[Collected data entries]
────────────────────

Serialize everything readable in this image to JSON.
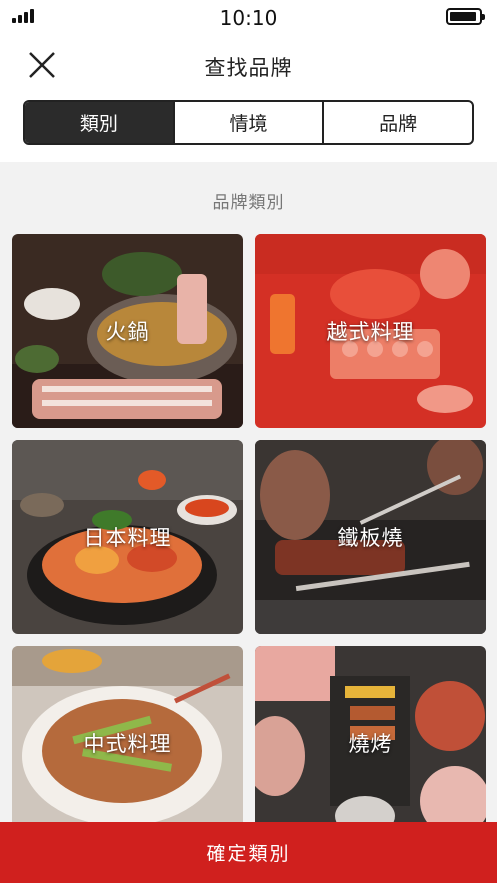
{
  "status_bar": {
    "time": "10:10"
  },
  "header": {
    "title": "查找品牌"
  },
  "tabs": [
    {
      "label": "類別",
      "active": true
    },
    {
      "label": "情境",
      "active": false
    },
    {
      "label": "品牌",
      "active": false
    }
  ],
  "section": {
    "title": "品牌類別"
  },
  "categories": [
    {
      "label": "火鍋",
      "highlighted": false
    },
    {
      "label": "越式料理",
      "highlighted": true
    },
    {
      "label": "日本料理",
      "highlighted": false
    },
    {
      "label": "鐵板燒",
      "highlighted": false
    },
    {
      "label": "中式料理",
      "highlighted": false
    },
    {
      "label": "燒烤",
      "highlighted": false
    }
  ],
  "confirm_button": {
    "label": "確定類別"
  },
  "colors": {
    "accent": "#d0201e",
    "dark": "#2b2b2b",
    "highlight_overlay": "#e8321e"
  }
}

────────────────────

EXERCISE DESCRIPTION => Write the listing out a second time exactly, dropping all images.

EXERCISE OUTPUT =>
Serialize everything readable in this image to JSON.
{
  "status_bar": {
    "time": "10:10"
  },
  "header": {
    "title": "查找品牌"
  },
  "tabs": [
    {
      "label": "類別",
      "active": true
    },
    {
      "label": "情境",
      "active": false
    },
    {
      "label": "品牌",
      "active": false
    }
  ],
  "section": {
    "title": "品牌類別"
  },
  "categories": [
    {
      "label": "火鍋",
      "highlighted": false
    },
    {
      "label": "越式料理",
      "highlighted": true
    },
    {
      "label": "日本料理",
      "highlighted": false
    },
    {
      "label": "鐵板燒",
      "highlighted": false
    },
    {
      "label": "中式料理",
      "highlighted": false
    },
    {
      "label": "燒烤",
      "highlighted": false
    }
  ],
  "confirm_button": {
    "label": "確定類別"
  },
  "colors": {
    "accent": "#d0201e",
    "dark": "#2b2b2b",
    "highlight_overlay": "#e8321e"
  }
}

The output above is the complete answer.